* _Given passage_:
OTOH in my experience people with _no_ operating experience rarely have good
advice (but there are significant exceptions to this too, e.g. Michael
Moritz).

Most likely to succeed: enough operational experience that you can pattern
match accurately and insightfully. A good example of this would be John
Johnson at august (maybe he’s retired by now?) who once ran a factory in Hong
Kong (making clothing? I can’t remember). Nothing tech, yet an excellent tech
investor (Palm, Be, Cygnus, many others) and board member.

------
somedudetbh
> Fortunately, Max Levchin had an answer: ”Oh, that’s easy. We can sync
> payments for email.” Scott Banister (who was the other outside board member)
> and I looked at each other and said, “That’s a great idea.” Email payments
> turned out to be the product that made PayPal a success, and about a year
> later, the company quietly dropped its PalmPilot application.

> Max, Peter Thiel, and the PayPal team didn’t need to run an experiment to
> realize that the PalmPilot approach wasn’t going to work, and to switch to a
> different thesis (email payments) in which they had much greater confidence.

* _Provided information_:
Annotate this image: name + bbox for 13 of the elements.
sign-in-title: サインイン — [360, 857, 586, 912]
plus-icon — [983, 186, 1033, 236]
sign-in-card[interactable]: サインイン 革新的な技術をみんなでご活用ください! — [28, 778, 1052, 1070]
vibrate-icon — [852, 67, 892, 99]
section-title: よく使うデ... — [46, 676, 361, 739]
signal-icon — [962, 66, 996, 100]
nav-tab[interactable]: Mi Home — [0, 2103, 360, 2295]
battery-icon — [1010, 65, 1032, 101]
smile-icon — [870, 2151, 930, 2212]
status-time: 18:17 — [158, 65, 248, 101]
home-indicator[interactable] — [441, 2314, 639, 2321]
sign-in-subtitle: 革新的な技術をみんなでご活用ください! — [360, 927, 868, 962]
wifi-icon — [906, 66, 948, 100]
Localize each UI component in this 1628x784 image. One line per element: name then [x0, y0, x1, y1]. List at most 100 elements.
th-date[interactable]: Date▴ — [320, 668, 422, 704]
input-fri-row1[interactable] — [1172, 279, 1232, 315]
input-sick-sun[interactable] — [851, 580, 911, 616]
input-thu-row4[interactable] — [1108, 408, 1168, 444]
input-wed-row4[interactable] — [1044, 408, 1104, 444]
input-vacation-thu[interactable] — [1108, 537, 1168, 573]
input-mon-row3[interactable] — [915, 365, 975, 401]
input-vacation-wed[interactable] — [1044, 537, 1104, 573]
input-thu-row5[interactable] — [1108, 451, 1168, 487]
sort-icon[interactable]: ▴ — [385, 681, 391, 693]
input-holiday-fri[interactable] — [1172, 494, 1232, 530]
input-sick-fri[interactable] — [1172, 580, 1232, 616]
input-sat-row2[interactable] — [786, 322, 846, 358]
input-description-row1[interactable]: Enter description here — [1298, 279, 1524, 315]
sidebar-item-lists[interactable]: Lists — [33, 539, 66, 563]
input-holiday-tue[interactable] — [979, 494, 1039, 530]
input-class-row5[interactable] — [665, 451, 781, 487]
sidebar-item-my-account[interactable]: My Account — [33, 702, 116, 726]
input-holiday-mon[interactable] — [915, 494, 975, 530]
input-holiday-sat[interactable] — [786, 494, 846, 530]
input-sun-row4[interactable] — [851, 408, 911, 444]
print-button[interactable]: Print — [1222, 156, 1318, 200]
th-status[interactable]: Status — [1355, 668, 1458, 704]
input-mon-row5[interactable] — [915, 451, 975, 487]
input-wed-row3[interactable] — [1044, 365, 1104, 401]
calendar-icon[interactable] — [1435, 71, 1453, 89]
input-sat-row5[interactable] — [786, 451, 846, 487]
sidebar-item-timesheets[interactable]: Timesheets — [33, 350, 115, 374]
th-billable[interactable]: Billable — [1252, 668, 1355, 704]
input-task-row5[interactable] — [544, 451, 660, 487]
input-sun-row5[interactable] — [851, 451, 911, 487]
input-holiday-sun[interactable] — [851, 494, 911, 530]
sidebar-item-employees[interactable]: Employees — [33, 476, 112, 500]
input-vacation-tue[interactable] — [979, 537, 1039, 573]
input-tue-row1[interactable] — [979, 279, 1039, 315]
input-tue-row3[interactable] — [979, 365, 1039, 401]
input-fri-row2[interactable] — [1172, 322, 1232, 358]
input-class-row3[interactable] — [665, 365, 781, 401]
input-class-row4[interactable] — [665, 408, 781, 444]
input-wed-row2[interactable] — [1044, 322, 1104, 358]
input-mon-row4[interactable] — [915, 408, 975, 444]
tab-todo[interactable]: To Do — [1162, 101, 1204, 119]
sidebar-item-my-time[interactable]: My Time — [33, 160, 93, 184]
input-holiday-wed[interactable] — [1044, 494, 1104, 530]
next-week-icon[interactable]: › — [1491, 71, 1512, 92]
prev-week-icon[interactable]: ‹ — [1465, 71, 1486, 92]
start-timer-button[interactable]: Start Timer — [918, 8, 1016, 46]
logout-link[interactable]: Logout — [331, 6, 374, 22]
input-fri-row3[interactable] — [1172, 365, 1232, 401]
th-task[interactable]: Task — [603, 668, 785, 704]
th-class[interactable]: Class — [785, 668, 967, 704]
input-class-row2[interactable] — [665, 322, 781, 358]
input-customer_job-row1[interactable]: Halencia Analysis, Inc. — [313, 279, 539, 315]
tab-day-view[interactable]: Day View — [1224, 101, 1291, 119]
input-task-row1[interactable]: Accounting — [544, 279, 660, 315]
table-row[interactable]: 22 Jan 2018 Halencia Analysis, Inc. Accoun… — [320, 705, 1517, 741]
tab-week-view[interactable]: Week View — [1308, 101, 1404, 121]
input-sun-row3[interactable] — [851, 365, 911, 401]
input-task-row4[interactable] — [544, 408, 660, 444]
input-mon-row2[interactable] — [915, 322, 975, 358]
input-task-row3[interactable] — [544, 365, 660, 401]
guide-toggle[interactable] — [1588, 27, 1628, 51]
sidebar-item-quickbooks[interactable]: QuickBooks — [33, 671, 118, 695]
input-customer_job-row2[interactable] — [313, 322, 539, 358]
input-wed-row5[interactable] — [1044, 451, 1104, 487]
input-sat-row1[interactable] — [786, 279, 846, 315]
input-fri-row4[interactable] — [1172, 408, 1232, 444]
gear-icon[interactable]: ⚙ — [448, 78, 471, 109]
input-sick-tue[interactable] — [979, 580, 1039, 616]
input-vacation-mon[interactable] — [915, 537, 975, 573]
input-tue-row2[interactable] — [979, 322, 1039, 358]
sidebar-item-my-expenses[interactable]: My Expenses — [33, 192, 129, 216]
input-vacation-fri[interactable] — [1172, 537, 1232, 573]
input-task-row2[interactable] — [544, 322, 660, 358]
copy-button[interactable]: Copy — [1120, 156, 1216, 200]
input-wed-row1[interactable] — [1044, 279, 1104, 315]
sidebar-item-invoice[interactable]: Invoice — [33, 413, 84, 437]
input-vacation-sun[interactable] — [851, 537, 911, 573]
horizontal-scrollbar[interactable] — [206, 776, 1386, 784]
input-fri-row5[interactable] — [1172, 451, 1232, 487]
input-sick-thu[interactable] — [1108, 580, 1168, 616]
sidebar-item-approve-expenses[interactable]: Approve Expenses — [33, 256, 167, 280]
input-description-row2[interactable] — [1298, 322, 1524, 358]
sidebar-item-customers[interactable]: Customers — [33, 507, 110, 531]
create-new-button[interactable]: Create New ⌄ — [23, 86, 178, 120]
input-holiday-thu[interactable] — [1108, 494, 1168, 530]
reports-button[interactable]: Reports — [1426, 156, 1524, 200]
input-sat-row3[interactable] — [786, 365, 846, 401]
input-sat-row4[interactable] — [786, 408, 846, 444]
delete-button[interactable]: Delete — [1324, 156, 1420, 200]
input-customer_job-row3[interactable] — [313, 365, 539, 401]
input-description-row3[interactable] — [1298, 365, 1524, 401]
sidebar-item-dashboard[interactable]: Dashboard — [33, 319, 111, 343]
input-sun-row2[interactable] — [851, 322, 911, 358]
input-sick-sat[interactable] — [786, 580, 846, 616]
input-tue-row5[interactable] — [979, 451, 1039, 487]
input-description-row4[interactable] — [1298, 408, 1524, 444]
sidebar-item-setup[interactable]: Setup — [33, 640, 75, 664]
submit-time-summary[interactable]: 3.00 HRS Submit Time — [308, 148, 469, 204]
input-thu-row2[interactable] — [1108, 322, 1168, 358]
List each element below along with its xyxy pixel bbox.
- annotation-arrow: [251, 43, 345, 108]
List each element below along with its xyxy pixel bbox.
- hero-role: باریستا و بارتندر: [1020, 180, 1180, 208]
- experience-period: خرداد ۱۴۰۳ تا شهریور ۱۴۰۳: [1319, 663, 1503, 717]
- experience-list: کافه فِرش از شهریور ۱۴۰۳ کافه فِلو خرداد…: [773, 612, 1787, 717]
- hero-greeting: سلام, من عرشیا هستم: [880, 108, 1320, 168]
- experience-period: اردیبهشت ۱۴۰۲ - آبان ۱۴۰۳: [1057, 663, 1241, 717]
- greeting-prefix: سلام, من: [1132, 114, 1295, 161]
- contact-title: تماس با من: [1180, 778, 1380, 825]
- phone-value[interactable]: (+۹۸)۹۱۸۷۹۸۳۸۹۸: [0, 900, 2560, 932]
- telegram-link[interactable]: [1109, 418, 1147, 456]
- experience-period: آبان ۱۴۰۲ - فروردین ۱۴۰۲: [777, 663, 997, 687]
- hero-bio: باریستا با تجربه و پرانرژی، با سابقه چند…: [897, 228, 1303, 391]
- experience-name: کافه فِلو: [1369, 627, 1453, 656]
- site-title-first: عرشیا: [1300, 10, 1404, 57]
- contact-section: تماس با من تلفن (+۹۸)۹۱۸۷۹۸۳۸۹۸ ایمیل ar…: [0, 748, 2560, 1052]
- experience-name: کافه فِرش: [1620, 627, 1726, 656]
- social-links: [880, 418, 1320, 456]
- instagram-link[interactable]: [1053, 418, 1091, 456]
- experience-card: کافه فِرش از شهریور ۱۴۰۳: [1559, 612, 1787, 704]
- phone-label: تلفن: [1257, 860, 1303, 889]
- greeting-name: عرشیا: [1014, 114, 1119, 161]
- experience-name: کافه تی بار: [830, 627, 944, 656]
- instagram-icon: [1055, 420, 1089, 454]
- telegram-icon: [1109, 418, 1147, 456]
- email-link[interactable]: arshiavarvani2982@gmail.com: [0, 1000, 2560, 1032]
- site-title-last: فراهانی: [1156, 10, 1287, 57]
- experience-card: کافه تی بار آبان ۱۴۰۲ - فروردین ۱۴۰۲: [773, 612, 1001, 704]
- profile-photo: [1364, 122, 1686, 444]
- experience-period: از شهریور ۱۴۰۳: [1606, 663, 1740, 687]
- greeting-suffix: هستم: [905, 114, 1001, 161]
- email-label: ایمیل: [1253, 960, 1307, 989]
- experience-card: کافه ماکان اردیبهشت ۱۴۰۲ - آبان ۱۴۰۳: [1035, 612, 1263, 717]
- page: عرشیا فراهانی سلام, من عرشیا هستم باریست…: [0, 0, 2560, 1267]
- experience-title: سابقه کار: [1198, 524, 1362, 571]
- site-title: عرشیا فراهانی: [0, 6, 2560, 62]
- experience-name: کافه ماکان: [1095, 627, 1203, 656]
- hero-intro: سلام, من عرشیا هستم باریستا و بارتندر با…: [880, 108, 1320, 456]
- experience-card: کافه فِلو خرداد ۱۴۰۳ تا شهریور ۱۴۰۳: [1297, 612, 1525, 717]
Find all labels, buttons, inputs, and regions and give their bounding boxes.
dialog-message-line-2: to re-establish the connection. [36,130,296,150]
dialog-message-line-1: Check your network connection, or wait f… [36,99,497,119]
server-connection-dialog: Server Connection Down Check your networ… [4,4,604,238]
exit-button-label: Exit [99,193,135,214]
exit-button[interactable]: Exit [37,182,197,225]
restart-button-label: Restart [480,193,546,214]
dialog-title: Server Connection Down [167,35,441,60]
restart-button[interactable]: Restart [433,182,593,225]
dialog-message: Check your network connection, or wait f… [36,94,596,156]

* _Exercise tasks_:
A: From the forum thread above, transcribe the part that opens with the words containing "OTOH in my experience" and closes with "and board member.".
B: According to the forum thread above, which product made PayPal a success?

* _Answers by task_:
A:
OTOH in my experience people with _no_ operating experience rarely have good
advice (but there are significant exceptions to this too, e.g. Michael
Moritz).

Most likely to succeed: enough operational experience that you can pattern
match accurately and insightfully. A good example of this would be John
Johnson at august (maybe he’s retired by now?) who once ran a factory in Hong
Kong (making clothing? I can’t remember). Nothing tech, yet an excellent tech
investor (Palm, Be, Cygnus, many others) and board member.

B: Email payments.